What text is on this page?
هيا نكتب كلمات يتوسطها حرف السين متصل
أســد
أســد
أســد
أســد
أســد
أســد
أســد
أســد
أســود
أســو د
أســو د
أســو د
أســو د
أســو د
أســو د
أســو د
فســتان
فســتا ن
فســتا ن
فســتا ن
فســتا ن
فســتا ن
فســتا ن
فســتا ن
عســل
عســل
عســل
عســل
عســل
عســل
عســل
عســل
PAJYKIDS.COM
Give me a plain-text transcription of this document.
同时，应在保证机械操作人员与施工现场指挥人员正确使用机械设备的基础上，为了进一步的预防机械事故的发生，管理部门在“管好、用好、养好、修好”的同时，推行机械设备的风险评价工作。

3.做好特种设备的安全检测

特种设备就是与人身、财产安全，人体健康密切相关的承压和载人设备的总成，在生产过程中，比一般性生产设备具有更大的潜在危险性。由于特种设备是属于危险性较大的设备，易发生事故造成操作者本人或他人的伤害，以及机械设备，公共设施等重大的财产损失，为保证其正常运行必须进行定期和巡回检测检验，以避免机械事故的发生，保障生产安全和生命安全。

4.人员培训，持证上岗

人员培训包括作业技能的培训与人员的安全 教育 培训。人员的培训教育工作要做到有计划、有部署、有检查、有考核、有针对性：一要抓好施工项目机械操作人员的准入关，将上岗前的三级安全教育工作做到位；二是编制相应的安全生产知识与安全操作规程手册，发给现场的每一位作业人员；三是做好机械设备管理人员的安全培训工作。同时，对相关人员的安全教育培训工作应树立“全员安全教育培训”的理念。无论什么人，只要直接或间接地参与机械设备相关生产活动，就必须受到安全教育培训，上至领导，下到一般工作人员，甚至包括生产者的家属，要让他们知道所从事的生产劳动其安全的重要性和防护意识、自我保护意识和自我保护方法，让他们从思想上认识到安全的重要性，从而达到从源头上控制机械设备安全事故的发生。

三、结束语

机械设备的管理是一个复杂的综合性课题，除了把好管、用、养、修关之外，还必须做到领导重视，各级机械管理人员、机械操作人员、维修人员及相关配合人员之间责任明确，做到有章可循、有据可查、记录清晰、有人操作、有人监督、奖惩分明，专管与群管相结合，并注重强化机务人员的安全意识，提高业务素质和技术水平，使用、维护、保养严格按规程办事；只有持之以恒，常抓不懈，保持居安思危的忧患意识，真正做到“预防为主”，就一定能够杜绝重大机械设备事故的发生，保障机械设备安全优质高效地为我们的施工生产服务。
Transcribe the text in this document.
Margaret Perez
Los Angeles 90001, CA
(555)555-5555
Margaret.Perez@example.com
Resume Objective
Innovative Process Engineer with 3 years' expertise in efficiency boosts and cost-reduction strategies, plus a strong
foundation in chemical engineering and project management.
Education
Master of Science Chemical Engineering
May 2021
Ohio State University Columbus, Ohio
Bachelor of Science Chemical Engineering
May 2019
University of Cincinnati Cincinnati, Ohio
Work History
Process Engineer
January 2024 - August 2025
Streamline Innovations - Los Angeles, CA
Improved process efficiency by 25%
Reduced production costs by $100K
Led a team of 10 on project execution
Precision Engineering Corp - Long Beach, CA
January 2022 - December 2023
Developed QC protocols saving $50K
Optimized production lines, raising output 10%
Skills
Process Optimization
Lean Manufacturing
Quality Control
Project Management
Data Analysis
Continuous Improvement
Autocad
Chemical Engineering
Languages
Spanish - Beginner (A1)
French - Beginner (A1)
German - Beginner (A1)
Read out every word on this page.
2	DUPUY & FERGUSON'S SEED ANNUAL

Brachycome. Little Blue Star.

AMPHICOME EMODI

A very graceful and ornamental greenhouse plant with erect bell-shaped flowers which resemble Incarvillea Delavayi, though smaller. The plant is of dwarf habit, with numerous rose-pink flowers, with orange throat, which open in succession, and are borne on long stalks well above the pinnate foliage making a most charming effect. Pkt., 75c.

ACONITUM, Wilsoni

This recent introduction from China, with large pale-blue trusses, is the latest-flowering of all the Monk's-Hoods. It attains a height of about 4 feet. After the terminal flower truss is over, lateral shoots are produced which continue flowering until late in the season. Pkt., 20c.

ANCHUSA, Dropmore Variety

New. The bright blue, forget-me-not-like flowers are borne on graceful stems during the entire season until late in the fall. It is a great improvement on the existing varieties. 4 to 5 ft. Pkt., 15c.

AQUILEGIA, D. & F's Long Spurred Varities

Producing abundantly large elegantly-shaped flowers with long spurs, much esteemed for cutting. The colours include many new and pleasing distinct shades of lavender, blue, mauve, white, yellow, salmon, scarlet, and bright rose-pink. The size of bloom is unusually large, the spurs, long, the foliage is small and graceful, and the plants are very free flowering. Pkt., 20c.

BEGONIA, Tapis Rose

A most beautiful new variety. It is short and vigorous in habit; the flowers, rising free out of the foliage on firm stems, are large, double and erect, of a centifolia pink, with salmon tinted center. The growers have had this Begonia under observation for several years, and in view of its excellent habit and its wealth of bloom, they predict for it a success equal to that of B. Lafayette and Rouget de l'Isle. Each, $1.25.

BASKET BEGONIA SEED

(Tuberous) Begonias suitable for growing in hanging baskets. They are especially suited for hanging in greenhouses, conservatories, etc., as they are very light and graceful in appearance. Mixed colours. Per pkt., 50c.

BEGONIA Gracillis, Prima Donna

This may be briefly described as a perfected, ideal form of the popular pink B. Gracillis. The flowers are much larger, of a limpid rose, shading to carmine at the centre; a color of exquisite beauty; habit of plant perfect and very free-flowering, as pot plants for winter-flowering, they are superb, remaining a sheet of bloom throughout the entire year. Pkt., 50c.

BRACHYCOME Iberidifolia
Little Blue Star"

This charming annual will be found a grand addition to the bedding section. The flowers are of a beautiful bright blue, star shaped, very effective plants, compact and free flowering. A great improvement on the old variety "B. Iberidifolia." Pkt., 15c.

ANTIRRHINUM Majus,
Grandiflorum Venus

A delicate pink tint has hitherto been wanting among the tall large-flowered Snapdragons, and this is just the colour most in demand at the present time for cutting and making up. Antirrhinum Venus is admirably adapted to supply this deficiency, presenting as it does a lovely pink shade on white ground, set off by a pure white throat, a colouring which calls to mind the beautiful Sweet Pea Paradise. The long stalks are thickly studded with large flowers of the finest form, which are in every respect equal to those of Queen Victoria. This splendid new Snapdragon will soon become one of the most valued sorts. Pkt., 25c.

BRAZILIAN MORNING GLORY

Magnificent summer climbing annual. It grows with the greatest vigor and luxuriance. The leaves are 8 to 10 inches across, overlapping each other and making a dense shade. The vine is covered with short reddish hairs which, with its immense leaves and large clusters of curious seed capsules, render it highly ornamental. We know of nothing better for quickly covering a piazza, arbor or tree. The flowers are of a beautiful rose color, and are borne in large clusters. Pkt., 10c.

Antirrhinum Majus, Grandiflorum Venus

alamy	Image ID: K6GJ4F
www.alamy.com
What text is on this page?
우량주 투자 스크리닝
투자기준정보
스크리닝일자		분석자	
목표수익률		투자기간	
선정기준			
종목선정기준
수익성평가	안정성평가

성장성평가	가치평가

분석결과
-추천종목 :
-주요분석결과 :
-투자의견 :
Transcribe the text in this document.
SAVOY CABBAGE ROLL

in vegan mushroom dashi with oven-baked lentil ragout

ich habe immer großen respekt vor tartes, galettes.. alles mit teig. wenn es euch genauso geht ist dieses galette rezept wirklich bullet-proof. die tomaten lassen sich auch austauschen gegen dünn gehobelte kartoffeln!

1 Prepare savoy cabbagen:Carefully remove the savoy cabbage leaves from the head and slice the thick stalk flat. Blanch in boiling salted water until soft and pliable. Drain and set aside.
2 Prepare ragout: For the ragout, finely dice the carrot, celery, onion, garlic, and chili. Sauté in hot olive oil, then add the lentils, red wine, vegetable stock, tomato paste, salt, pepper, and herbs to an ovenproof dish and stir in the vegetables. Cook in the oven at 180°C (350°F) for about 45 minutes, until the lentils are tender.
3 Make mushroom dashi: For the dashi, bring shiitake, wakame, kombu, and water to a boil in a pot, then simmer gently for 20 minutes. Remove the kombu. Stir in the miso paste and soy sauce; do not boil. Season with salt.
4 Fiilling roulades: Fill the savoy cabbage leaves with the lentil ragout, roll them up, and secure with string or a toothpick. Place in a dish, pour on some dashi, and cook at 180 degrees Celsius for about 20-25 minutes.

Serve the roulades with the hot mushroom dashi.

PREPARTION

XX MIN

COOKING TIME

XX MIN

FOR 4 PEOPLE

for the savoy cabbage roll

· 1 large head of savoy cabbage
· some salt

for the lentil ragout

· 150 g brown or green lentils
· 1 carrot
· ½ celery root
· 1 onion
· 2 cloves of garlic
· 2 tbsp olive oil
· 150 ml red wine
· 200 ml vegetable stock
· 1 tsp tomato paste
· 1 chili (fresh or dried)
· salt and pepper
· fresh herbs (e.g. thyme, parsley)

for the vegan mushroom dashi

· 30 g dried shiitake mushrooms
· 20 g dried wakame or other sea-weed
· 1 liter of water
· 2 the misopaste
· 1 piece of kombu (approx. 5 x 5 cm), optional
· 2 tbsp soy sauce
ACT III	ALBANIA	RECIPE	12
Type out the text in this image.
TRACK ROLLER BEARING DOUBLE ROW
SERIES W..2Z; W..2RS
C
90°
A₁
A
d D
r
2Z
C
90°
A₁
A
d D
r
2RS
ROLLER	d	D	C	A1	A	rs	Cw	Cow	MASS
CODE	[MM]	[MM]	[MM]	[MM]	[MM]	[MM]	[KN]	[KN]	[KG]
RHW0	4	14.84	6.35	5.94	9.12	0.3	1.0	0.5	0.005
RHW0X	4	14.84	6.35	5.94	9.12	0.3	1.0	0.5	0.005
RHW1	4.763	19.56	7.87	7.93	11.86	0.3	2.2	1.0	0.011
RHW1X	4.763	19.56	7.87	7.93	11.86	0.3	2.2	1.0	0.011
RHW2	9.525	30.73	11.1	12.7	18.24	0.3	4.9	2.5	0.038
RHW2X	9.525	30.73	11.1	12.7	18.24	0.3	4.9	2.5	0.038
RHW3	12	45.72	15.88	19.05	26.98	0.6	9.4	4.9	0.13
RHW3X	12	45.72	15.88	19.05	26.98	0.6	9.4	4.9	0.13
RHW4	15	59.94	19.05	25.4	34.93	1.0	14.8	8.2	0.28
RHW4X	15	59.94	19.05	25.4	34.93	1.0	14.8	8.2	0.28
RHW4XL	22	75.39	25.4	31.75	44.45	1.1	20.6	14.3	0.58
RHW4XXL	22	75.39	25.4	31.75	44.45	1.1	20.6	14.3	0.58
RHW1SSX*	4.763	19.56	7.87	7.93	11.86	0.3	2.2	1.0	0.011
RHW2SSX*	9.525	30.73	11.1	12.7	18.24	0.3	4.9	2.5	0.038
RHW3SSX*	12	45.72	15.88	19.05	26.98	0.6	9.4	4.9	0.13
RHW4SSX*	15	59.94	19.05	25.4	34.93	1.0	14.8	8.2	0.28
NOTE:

§

WHAT IS EXPECTED:
Pick out the lines containing the string "erect" and show them.

RESPONSE TO THIS TASK:
A very graceful and ornamental greenhouse plant with erect bell-shaped flowers which resemble Incarvillea Delavayi, though smaller. The plant is of dwarf habit, with numerous rose-pink flowers, with orange throat, which open in succession, and are borne on long stalks well above the pinnate foliage making a most charming effect. Pkt., 75c.
A most beautiful new variety. It is short and vigorous in habit; the flowers, rising free out of the foliage on firm stems, are large, double and erect, of a centifolia pink, with salmon tinted center. The growers have had this Begonia under observation for several years, and in view of its excellent habit and its wealth of bloom, they predict for it a success equal to that of B. Lafayette and Rouget de l'Isle. Each, $1.25.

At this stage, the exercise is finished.